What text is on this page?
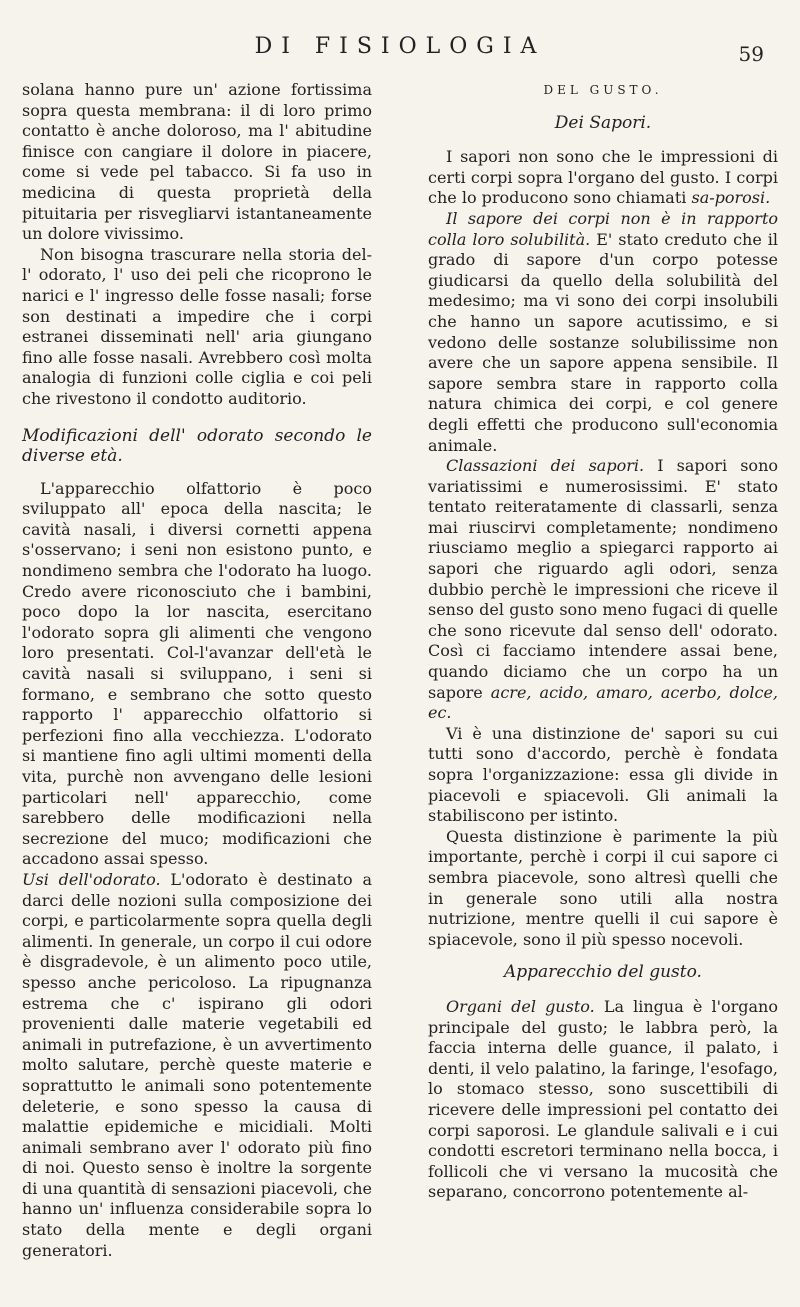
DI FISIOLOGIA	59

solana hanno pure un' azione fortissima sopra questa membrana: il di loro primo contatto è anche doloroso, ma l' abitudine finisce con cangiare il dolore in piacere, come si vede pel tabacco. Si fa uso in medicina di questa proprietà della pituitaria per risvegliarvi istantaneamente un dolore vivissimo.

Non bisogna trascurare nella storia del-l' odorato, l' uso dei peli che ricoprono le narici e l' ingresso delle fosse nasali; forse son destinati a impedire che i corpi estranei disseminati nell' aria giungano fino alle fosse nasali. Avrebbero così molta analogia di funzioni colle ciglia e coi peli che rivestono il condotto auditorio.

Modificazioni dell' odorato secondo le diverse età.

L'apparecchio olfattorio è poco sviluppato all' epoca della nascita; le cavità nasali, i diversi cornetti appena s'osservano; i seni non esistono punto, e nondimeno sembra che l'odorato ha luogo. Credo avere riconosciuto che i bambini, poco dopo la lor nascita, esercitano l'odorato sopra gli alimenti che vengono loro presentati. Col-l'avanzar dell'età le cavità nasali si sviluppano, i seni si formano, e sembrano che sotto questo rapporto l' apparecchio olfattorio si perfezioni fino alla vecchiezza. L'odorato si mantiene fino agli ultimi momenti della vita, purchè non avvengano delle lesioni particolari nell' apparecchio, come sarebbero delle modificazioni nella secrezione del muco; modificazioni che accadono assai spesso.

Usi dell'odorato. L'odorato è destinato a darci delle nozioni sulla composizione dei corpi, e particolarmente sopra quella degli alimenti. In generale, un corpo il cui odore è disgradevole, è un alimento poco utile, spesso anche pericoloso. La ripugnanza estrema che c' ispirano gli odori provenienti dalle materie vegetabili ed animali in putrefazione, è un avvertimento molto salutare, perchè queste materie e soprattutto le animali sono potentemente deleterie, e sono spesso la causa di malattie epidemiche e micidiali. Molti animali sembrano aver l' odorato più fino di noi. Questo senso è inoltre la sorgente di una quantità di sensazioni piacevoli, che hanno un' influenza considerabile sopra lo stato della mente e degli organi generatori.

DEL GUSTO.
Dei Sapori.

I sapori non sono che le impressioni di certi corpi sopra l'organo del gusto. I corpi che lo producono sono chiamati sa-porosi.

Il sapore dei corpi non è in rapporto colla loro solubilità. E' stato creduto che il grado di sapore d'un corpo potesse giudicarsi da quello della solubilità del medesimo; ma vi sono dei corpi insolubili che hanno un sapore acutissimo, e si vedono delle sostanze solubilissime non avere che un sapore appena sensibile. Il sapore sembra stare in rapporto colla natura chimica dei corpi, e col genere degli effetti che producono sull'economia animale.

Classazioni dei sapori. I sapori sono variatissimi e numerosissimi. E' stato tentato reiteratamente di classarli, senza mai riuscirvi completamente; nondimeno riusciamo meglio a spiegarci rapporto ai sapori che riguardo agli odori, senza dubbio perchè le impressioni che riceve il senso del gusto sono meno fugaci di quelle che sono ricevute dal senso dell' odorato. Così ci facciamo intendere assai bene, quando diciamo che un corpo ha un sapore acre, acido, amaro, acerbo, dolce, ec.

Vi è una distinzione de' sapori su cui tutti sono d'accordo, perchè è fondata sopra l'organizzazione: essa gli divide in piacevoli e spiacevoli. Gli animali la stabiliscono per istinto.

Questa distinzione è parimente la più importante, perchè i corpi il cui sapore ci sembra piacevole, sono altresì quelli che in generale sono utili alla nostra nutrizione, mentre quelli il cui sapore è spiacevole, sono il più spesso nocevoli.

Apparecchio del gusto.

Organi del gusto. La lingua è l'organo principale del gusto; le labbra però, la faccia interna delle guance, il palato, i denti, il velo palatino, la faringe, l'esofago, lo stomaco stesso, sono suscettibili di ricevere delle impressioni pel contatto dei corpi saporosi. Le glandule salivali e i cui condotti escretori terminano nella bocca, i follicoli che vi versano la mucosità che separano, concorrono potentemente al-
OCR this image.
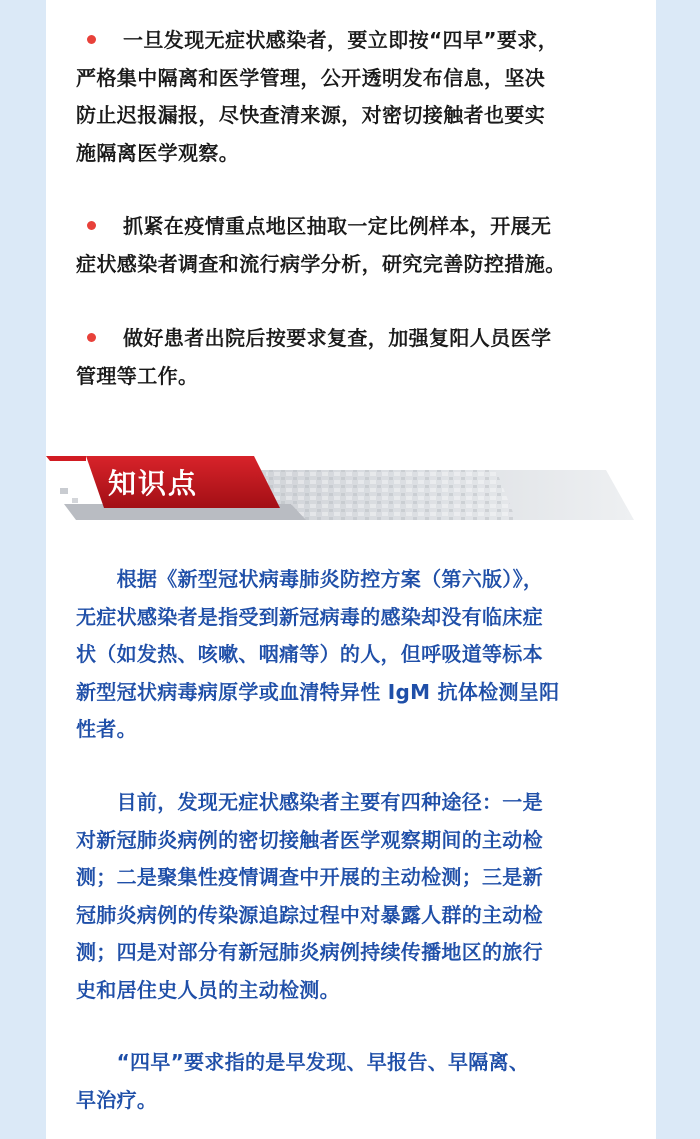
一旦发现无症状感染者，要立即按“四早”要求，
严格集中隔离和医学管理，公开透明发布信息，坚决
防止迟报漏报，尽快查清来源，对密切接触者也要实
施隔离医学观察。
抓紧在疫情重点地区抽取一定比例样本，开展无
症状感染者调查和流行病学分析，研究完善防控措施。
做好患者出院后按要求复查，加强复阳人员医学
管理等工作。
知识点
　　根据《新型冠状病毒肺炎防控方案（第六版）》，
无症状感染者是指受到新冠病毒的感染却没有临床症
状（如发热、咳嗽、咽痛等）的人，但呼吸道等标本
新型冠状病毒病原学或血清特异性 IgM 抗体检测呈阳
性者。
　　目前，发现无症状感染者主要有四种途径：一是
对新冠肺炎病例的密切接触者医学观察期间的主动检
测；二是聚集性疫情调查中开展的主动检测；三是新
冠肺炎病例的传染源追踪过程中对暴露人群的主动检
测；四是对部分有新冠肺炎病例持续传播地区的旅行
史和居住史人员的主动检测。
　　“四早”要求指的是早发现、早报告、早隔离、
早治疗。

** Task requirements **
Search the entries for "degli" and copy out each line that has it.

** Result of the task **
Usi dell'odorato. L'odorato è destinato a darci delle nozioni sulla composizione dei corpi, e particolarmente sopra quella degli alimenti. In generale, un corpo il cui odore è disgradevole, è un alimento poco utile, spesso anche pericoloso. La ripugnanza estrema che c' ispirano gli odori provenienti dalle materie vegetabili ed animali in putrefazione, è un avvertimento molto salutare, perchè queste materie e soprattutto le animali sono potentemente deleterie, e sono spesso la causa di malattie epidemiche e micidiali. Molti animali sembrano aver l' odorato più fino di noi. Questo senso è inoltre la sorgente di una quantità di sensazioni piacevoli, che hanno un' influenza considerabile sopra lo stato della mente e degli organi generatori.
Il sapore dei corpi non è in rapporto colla loro solubilità. E' stato creduto che il grado di sapore d'un corpo potesse giudicarsi da quello della solubilità del medesimo; ma vi sono dei corpi insolubili che hanno un sapore acutissimo, e si vedono delle sostanze solubilissime non avere che un sapore appena sensibile. Il sapore sembra stare in rapporto colla natura chimica dei corpi, e col genere degli effetti che producono sull'economia animale.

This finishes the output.